=== SOURCE DATA ===

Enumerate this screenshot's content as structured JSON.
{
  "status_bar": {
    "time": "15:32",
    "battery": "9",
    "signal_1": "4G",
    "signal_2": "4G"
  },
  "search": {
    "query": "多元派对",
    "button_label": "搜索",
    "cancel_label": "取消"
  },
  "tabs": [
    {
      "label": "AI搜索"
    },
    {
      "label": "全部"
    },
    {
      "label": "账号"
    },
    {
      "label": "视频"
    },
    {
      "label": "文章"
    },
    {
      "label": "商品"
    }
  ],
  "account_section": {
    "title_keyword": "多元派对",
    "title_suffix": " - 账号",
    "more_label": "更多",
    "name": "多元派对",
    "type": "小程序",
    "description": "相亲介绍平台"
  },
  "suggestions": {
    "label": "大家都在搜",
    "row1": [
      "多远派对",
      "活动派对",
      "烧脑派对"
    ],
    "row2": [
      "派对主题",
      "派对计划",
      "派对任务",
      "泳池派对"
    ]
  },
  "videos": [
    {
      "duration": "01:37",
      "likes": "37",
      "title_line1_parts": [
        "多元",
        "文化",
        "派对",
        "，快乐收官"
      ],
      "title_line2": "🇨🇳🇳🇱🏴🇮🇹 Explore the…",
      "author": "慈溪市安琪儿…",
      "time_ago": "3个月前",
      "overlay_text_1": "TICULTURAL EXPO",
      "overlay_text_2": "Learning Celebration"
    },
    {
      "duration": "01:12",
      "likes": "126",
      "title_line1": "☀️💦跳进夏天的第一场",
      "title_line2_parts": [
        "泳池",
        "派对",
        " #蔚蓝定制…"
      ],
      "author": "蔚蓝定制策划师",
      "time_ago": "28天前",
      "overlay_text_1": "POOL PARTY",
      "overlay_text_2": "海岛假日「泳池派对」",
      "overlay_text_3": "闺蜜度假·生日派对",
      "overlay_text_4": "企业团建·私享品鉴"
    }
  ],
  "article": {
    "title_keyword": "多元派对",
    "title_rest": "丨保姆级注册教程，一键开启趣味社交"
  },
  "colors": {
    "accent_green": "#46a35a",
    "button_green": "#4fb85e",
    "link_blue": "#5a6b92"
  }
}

===
=== SOURCE DATA ===

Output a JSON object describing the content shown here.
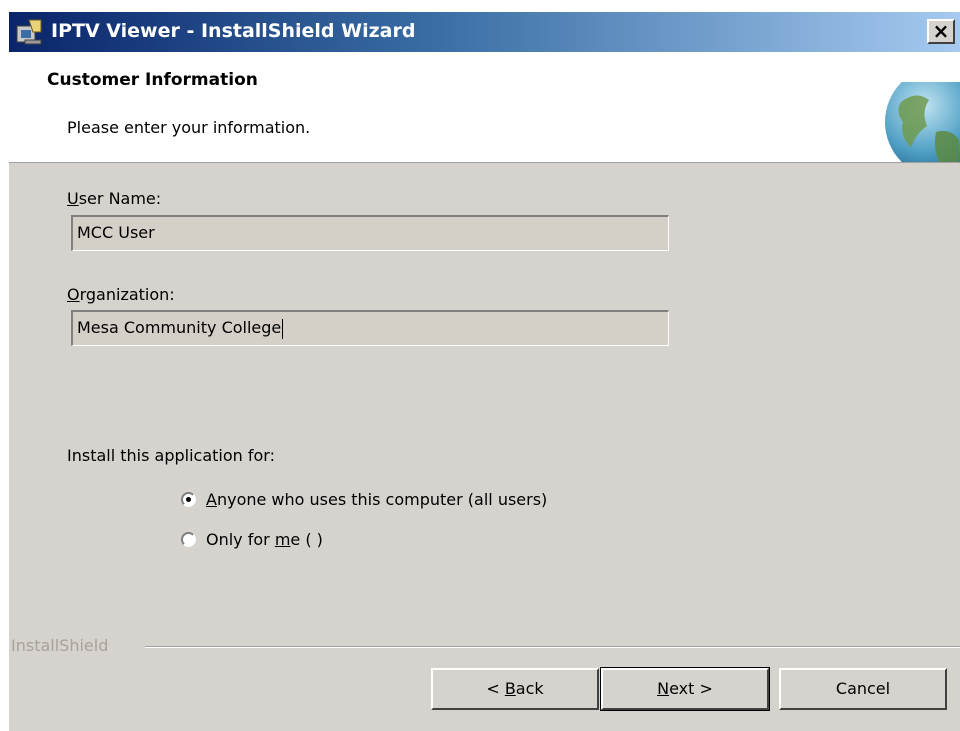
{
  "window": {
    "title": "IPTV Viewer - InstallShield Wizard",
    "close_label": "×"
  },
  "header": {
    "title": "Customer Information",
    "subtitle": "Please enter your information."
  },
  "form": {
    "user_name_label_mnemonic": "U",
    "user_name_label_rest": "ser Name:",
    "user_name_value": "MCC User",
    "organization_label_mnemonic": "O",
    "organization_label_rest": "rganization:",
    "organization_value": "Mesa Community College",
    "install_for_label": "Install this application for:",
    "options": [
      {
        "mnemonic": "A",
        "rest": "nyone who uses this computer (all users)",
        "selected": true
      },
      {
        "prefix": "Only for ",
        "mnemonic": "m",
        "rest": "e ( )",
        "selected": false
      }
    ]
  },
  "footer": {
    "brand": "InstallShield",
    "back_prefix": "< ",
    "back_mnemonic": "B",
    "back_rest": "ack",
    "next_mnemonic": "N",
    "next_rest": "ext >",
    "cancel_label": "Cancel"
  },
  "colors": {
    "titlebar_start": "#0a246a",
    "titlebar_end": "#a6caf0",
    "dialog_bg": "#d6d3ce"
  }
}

===
=== SOURCE DATA ===

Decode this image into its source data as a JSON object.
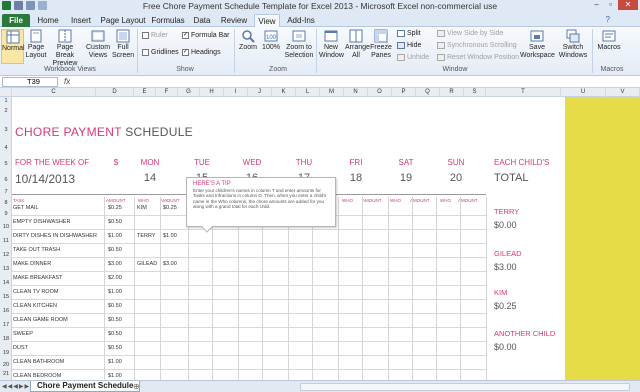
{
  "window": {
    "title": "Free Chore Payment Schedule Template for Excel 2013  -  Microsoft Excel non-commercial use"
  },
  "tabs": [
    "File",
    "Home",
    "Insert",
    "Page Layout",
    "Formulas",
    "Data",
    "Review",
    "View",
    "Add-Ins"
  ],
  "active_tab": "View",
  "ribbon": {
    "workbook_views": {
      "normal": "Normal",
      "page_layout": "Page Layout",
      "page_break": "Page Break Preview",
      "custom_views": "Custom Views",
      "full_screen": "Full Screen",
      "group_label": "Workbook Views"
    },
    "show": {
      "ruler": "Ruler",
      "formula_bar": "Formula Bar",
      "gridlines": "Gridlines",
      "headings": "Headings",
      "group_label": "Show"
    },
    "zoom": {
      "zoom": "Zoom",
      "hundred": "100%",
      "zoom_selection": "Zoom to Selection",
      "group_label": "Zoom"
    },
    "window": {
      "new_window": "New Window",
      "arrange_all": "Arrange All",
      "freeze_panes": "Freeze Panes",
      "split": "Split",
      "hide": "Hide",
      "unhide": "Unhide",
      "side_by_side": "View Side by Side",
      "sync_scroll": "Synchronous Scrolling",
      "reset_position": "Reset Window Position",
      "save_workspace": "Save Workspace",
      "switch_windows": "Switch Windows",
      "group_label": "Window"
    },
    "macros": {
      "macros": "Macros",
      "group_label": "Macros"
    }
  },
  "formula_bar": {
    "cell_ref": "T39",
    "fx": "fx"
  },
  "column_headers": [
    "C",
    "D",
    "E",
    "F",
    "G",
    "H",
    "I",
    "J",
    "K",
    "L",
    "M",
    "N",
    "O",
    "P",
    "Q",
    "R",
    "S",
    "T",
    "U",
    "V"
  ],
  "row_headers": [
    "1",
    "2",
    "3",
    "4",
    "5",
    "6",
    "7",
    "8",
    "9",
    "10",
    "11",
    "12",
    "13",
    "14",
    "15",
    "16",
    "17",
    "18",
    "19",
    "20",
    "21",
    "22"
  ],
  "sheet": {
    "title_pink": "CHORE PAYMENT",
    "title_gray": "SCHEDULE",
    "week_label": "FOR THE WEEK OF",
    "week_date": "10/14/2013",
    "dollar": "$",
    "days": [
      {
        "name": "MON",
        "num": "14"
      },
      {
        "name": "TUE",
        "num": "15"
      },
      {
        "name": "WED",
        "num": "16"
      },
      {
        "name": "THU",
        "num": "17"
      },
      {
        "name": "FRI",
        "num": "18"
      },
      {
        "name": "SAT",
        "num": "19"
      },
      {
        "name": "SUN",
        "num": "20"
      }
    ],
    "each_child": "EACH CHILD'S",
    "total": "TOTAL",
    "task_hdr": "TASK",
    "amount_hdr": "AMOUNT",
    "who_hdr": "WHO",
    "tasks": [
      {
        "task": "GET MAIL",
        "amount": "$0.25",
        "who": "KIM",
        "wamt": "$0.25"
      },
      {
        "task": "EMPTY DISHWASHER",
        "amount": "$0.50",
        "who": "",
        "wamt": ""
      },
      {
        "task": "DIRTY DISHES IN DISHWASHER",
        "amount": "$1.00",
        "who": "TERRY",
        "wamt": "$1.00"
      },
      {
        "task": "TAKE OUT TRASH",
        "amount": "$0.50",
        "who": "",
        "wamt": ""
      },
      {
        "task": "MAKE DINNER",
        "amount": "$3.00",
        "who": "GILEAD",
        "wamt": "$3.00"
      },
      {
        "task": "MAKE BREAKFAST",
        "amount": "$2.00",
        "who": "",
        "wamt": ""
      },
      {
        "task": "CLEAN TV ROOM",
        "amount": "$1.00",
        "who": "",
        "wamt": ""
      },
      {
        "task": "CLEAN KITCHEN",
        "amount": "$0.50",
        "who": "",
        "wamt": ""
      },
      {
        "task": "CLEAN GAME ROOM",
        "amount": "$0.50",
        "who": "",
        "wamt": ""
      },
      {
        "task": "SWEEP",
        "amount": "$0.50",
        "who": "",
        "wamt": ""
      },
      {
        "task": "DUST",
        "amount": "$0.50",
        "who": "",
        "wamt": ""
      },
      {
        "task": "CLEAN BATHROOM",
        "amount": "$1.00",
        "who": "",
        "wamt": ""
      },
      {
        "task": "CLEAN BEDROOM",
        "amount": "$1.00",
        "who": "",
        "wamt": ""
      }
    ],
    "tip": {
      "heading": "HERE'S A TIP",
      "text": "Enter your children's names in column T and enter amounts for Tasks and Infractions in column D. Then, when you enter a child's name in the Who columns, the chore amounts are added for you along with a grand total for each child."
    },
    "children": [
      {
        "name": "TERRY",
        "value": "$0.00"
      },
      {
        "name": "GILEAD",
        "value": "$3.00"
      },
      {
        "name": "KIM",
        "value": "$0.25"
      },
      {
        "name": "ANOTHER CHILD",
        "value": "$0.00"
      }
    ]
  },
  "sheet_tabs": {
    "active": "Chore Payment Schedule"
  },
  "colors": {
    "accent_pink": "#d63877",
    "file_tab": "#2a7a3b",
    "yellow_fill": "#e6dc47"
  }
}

===

● **TASK TO CARRY OUT**
Return every line in the listing that contains the word "total".

● **FULL OUTPUT**
    "total": "TOTAL",
      "text": "Enter your children's names in column T and enter amounts for Tasks and Infractions in column D. Then, when you enter a child's name in the Who columns, the chore amounts are added for you along with a grand total for each child."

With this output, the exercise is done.